Goal of the exercise: Lay out the lines from the first one through the line containing "plot-frame bbox=[69, 69, 949, 695]", both included, as a JSON list of strings with one string per line and blank lines omitted.

--- Exercise inputs ---

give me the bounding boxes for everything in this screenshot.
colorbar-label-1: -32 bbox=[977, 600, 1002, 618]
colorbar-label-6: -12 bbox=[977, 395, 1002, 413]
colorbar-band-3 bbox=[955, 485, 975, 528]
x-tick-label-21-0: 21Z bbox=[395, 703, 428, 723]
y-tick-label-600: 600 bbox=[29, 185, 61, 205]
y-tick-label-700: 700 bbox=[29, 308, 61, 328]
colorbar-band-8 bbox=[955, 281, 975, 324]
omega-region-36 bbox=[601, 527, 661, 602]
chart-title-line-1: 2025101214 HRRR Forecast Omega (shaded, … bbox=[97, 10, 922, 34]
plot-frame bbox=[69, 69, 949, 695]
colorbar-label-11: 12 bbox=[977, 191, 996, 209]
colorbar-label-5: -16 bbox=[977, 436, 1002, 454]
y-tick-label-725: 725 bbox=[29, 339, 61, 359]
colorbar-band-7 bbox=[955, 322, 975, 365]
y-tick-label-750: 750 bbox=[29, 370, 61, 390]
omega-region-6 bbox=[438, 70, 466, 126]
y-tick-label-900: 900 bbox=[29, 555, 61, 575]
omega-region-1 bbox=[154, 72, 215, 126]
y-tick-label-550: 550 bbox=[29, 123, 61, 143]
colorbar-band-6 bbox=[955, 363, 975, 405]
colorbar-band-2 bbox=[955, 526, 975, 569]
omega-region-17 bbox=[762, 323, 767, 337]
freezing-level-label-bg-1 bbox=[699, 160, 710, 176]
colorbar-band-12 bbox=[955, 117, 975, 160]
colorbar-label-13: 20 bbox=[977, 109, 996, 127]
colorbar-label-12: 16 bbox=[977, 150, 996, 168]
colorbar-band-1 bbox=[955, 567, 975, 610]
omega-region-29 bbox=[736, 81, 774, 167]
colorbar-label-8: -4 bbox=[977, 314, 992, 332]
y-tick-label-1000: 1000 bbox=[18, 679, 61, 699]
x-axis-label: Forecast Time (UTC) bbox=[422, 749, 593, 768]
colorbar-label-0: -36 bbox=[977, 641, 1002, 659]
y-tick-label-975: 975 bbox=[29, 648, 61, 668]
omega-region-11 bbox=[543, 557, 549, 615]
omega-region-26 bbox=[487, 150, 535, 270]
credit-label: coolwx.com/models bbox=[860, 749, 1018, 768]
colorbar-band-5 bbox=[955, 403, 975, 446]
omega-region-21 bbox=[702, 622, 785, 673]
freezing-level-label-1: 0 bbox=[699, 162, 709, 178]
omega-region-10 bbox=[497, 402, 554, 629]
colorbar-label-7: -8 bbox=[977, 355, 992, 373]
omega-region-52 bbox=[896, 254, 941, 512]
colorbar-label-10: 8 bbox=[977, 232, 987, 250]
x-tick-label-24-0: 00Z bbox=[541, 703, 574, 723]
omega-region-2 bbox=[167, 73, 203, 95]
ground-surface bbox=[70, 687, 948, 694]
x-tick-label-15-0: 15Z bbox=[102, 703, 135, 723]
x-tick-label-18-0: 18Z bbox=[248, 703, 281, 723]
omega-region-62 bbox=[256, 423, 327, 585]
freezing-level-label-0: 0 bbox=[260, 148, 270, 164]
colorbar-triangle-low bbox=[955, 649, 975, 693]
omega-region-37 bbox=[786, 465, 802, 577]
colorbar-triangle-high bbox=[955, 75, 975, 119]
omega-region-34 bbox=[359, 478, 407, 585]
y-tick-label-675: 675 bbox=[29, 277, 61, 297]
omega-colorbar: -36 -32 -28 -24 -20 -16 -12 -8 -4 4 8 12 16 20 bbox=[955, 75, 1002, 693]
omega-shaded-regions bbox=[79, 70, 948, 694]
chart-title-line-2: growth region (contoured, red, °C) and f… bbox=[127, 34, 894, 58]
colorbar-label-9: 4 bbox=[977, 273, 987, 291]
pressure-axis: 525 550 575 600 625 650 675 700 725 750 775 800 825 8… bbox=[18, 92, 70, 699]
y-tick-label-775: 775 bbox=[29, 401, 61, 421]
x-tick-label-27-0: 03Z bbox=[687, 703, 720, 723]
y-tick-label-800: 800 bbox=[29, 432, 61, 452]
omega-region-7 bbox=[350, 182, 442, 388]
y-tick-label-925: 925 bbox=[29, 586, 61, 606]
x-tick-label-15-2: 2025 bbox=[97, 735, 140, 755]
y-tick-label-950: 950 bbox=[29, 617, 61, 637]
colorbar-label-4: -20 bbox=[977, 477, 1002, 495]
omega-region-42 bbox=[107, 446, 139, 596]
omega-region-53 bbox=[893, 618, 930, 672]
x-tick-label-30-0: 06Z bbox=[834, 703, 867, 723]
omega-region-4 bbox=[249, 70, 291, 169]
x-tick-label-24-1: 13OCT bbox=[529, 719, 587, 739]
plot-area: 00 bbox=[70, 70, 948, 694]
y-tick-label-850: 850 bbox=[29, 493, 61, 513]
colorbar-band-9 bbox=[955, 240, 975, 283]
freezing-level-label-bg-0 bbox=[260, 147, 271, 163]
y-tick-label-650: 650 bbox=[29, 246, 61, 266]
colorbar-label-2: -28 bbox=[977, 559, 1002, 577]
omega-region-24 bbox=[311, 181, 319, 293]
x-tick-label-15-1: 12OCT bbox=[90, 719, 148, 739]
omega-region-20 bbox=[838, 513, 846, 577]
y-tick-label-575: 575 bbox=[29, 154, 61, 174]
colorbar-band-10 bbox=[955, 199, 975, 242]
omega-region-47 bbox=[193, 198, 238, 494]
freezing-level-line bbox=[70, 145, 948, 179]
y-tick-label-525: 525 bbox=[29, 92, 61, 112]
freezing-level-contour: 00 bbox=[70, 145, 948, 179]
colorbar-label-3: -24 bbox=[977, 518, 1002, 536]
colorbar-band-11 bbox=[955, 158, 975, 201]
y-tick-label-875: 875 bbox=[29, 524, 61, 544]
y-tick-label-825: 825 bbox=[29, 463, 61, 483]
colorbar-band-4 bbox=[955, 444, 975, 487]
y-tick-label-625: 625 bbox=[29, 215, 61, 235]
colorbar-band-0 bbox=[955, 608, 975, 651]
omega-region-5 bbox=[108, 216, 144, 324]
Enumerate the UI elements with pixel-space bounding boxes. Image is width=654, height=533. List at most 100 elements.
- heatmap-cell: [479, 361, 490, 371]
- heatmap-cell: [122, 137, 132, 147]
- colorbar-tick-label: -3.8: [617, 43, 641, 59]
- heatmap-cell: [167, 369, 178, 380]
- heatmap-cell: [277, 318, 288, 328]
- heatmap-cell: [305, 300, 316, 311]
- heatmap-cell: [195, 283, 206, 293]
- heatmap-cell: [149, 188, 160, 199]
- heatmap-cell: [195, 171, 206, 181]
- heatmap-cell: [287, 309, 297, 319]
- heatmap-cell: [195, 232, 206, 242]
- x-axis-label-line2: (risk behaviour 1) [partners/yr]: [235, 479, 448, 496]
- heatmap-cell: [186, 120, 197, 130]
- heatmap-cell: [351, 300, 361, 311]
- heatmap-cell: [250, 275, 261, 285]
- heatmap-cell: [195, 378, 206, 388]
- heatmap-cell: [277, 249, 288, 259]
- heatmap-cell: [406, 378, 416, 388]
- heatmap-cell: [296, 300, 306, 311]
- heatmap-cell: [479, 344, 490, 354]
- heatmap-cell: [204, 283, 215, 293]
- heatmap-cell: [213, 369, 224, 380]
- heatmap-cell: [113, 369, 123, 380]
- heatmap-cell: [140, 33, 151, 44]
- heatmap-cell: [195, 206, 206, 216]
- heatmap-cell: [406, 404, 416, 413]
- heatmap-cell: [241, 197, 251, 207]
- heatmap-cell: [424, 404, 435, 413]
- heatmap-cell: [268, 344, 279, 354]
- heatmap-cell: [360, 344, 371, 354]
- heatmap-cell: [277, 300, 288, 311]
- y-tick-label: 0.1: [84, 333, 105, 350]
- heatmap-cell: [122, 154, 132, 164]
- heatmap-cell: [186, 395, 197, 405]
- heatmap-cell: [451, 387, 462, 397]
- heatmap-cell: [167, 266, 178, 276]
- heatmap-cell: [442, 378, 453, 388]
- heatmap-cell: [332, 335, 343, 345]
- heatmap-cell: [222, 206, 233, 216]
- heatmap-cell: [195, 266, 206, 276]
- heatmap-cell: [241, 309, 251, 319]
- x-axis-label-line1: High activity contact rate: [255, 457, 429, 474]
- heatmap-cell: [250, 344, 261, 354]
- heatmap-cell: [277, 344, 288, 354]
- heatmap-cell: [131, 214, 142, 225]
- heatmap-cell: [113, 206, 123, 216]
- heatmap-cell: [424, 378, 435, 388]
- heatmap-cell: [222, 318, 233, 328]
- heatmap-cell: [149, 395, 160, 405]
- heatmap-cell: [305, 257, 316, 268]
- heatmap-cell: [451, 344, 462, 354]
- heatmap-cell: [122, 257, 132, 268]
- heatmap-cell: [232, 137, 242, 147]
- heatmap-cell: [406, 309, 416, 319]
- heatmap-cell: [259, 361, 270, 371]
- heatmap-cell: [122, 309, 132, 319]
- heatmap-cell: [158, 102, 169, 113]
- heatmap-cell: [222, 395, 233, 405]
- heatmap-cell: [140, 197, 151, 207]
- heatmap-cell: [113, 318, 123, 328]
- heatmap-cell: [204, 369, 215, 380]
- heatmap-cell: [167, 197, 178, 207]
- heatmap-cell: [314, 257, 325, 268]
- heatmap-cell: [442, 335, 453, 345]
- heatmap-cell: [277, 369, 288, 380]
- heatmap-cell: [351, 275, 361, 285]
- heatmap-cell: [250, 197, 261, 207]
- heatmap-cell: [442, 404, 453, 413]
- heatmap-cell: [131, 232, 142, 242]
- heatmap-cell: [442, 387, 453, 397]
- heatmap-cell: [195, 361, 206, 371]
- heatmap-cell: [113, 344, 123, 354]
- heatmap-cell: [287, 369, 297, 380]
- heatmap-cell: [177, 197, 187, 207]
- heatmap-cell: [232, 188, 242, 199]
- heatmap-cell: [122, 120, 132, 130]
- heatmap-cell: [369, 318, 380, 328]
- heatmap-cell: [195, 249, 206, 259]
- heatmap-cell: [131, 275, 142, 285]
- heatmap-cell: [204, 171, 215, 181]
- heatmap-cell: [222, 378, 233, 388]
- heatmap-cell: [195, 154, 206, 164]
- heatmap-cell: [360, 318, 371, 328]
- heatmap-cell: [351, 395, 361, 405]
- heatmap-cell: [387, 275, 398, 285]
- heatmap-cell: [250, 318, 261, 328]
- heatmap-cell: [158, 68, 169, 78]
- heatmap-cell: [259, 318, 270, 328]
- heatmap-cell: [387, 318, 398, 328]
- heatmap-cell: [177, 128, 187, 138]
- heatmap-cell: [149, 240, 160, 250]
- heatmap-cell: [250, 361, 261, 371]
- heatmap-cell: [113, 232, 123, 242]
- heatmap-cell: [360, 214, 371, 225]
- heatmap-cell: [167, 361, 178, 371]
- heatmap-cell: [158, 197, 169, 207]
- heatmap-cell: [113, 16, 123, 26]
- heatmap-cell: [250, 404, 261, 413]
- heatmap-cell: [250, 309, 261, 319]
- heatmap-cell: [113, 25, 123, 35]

---

Exercise response:
[
  "give me the bounding boxes for everything in this screenshot.",
  "colorbar-label-1: -32 bbox=[977, 600, 1002, 618]",
  "colorbar-label-6: -12 bbox=[977, 395, 1002, 413]",
  "colorbar-band-3 bbox=[955, 485, 975, 528]",
  "x-tick-label-21-0: 21Z bbox=[395, 703, 428, 723]",
  "y-tick-label-600: 600 bbox=[29, 185, 61, 205]",
  "y-tick-label-700: 700 bbox=[29, 308, 61, 328]",
  "colorbar-band-8 bbox=[955, 281, 975, 324]",
  "omega-region-36 bbox=[601, 527, 661, 602]",
  "chart-title-line-1: 2025101214 HRRR Forecast Omega (shaded, … bbox=[97, 10, 922, 34]",
  "plot-frame bbox=[69, 69, 949, 695]"
]